> PROBLEM DETAILS: Give the listing again character for character, but drop the images.

Collected data entries

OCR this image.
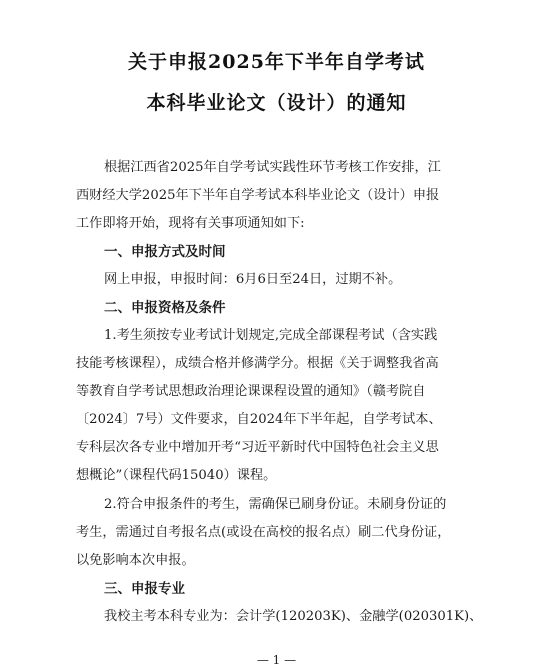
关于申报2025年下半年自学考试
本科毕业论文（设计）的通知
根据江西省2025年自学考试实践性环节考核工作安排，江
西财经大学2025年下半年自学考试本科毕业论文（设计）申报
工作即将开始，现将有关事项通知如下:
一、申报方式及时间
网上申报，申报时间：6月6日至24日，过期不补。
二、申报资格及条件
1.考生须按专业考试计划规定,完成全部课程考试（含实践
技能考核课程），成绩合格并修满学分。根据《关于调整我省高
等教育自学考试思想政治理论课课程设置的通知》（赣考院自
〔2024〕7号）文件要求，自2024年下半年起，自学考试本、
专科层次各专业中增加开考“习近平新时代中国特色社会主义思
想概论”（课程代码15040）课程。
2.符合申报条件的考生，需确保已刷身份证。未刷身份证的
考生，需通过自考报名点(或设在高校的报名点）刷二代身份证，
以免影响本次申报。
三、申报专业
我校主考本科专业为：会计学(120203K)、金融学(020301K)、
— 1 —
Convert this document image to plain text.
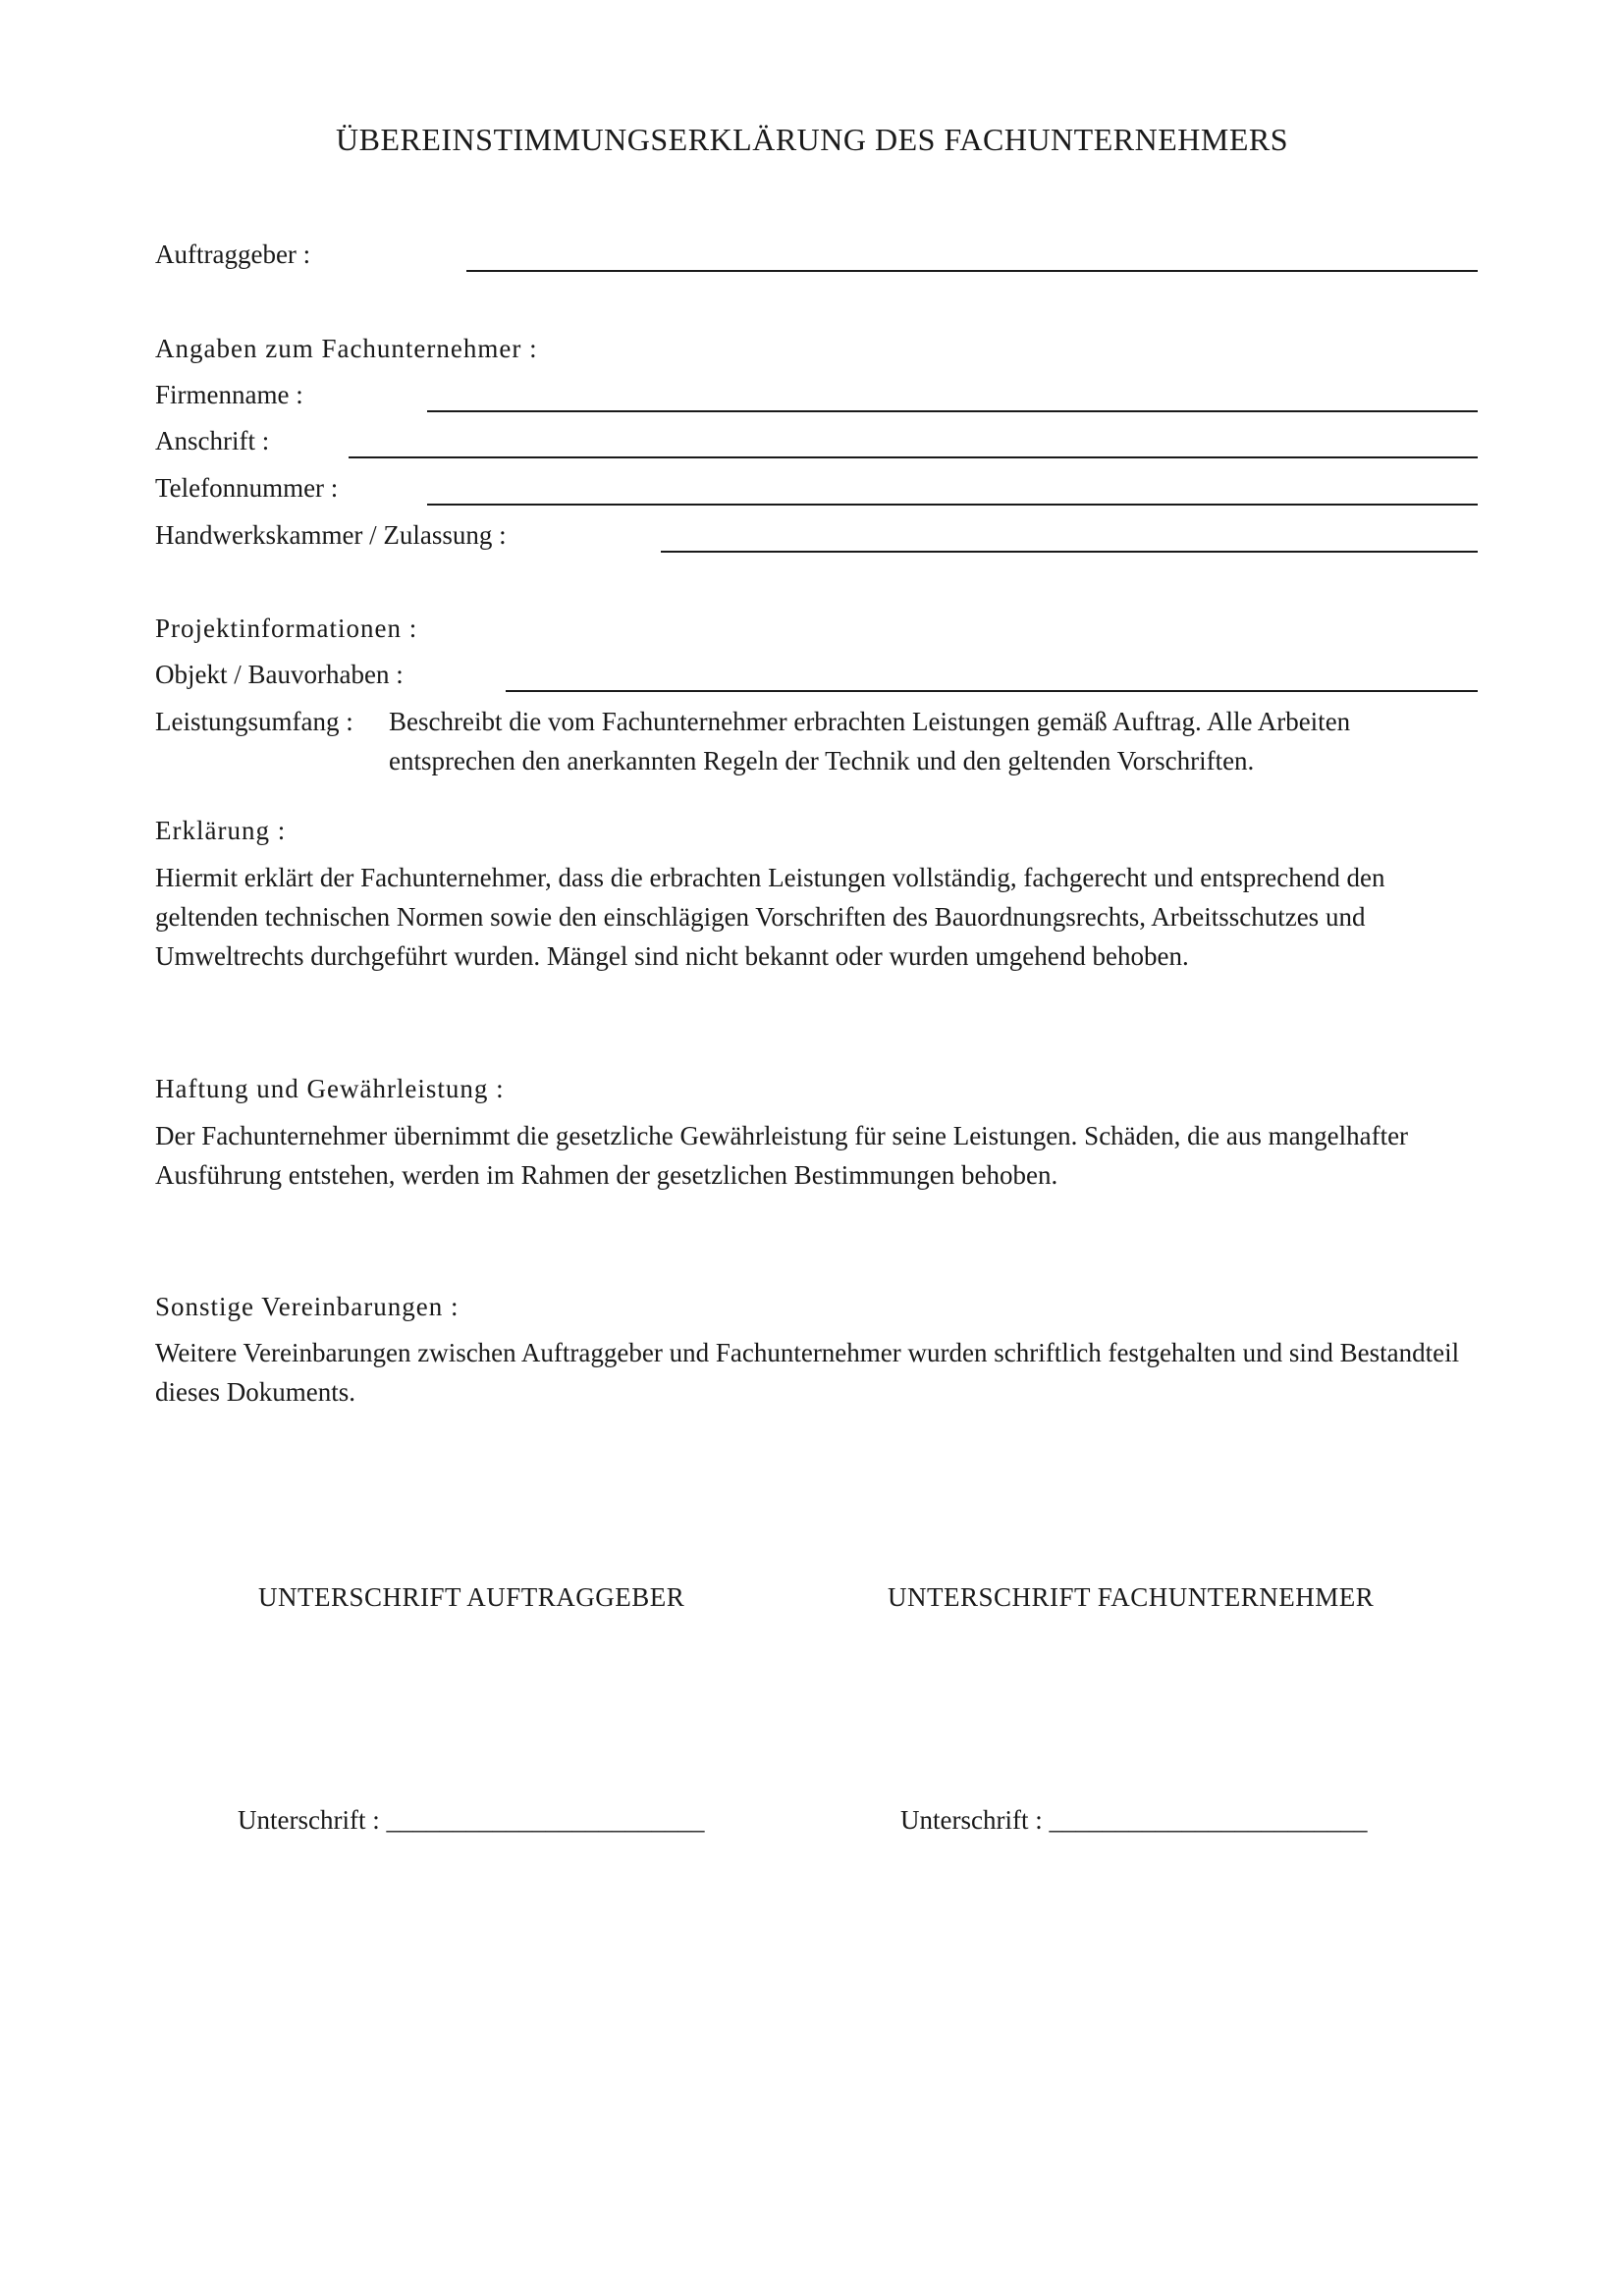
ÜBEREINSTIMMUNGSERKLÄRUNG DES FACHUNTERNEHMERS
Auftraggeber :
Angaben zum Fachunternehmer :
Firmenname :
Anschrift :
Telefonnummer :
Handwerkskammer / Zulassung :
Projektinformationen :
Objekt / Bauvorhaben :
Leistungsumfang : Beschreibt die vom Fachunternehmer erbrachten Leistungen gemäß Auftrag. Alle Arbeiten entsprechen den anerkannten Regeln der Technik und den geltenden Vorschriften.
Erklärung :
Hiermit erklärt der Fachunternehmer, dass die erbrachten Leistungen vollständig, fachgerecht und entsprechend den geltenden technischen Normen sowie den einschlägigen Vorschriften des Bauordnungsrechts, Arbeitsschutzes und Umweltrechts durchgeführt wurden. Mängel sind nicht bekannt oder wurden umgehend behoben.
Haftung und Gewährleistung :
Der Fachunternehmer übernimmt die gesetzliche Gewährleistung für seine Leistungen. Schäden, die aus mangelhafter Ausführung entstehen, werden im Rahmen der gesetzlichen Bestimmungen behoben.
Sonstige Vereinbarungen :
Weitere Vereinbarungen zwischen Auftraggeber und Fachunternehmer wurden schriftlich festgehalten und sind Bestandteil dieses Dokuments.
UNTERSCHRIFT AUFTRAGGEBER	UNTERSCHRIFT FACHUNTERNEHMER
Unterschrift : ________________________	Unterschrift : ________________________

> RESULT:
OCR this image.
关于申报2025年下半年自学考试
本科毕业论文（设计）的通知
根据江西省2025年自学考试实践性环节考核工作安排，江
西财经大学2025年下半年自学考试本科毕业论文（设计）申报
工作即将开始，现将有关事项通知如下:
一、申报方式及时间
网上申报，申报时间：6月6日至24日，过期不补。
二、申报资格及条件
1.考生须按专业考试计划规定,完成全部课程考试（含实践
技能考核课程），成绩合格并修满学分。根据《关于调整我省高
等教育自学考试思想政治理论课课程设置的通知》（赣考院自
〔2024〕7号）文件要求，自2024年下半年起，自学考试本、
专科层次各专业中增加开考“习近平新时代中国特色社会主义思
想概论”（课程代码15040）课程。
2.符合申报条件的考生，需确保已刷身份证。未刷身份证的
考生，需通过自考报名点(或设在高校的报名点）刷二代身份证，
以免影响本次申报。
三、申报专业
我校主考本科专业为：会计学(120203K)、金融学(020301K)、
— 1 —
Convert this document image to plain text.
ÜBEREINSTIMMUNGSERKLÄRUNG DES FACHUNTERNEHMERS
Auftraggeber :
Angaben zum Fachunternehmer :
Firmenname :
Anschrift :
Telefonnummer :
Handwerkskammer / Zulassung :
Projektinformationen :
Objekt / Bauvorhaben :
Leistungsumfang : Beschreibt die vom Fachunternehmer erbrachten Leistungen gemäß Auftrag. Alle Arbeiten entsprechen den anerkannten Regeln der Technik und den geltenden Vorschriften.
Erklärung :
Hiermit erklärt der Fachunternehmer, dass die erbrachten Leistungen vollständig, fachgerecht und entsprechend den geltenden technischen Normen sowie den einschlägigen Vorschriften des Bauordnungsrechts, Arbeitsschutzes und Umweltrechts durchgeführt wurden. Mängel sind nicht bekannt oder wurden umgehend behoben.
Haftung und Gewährleistung :
Der Fachunternehmer übernimmt die gesetzliche Gewährleistung für seine Leistungen. Schäden, die aus mangelhafter Ausführung entstehen, werden im Rahmen der gesetzlichen Bestimmungen behoben.
Sonstige Vereinbarungen :
Weitere Vereinbarungen zwischen Auftraggeber und Fachunternehmer wurden schriftlich festgehalten und sind Bestandteil dieses Dokuments.
UNTERSCHRIFT AUFTRAGGEBER	UNTERSCHRIFT FACHUNTERNEHMER
Unterschrift : ________________________	Unterschrift : ________________________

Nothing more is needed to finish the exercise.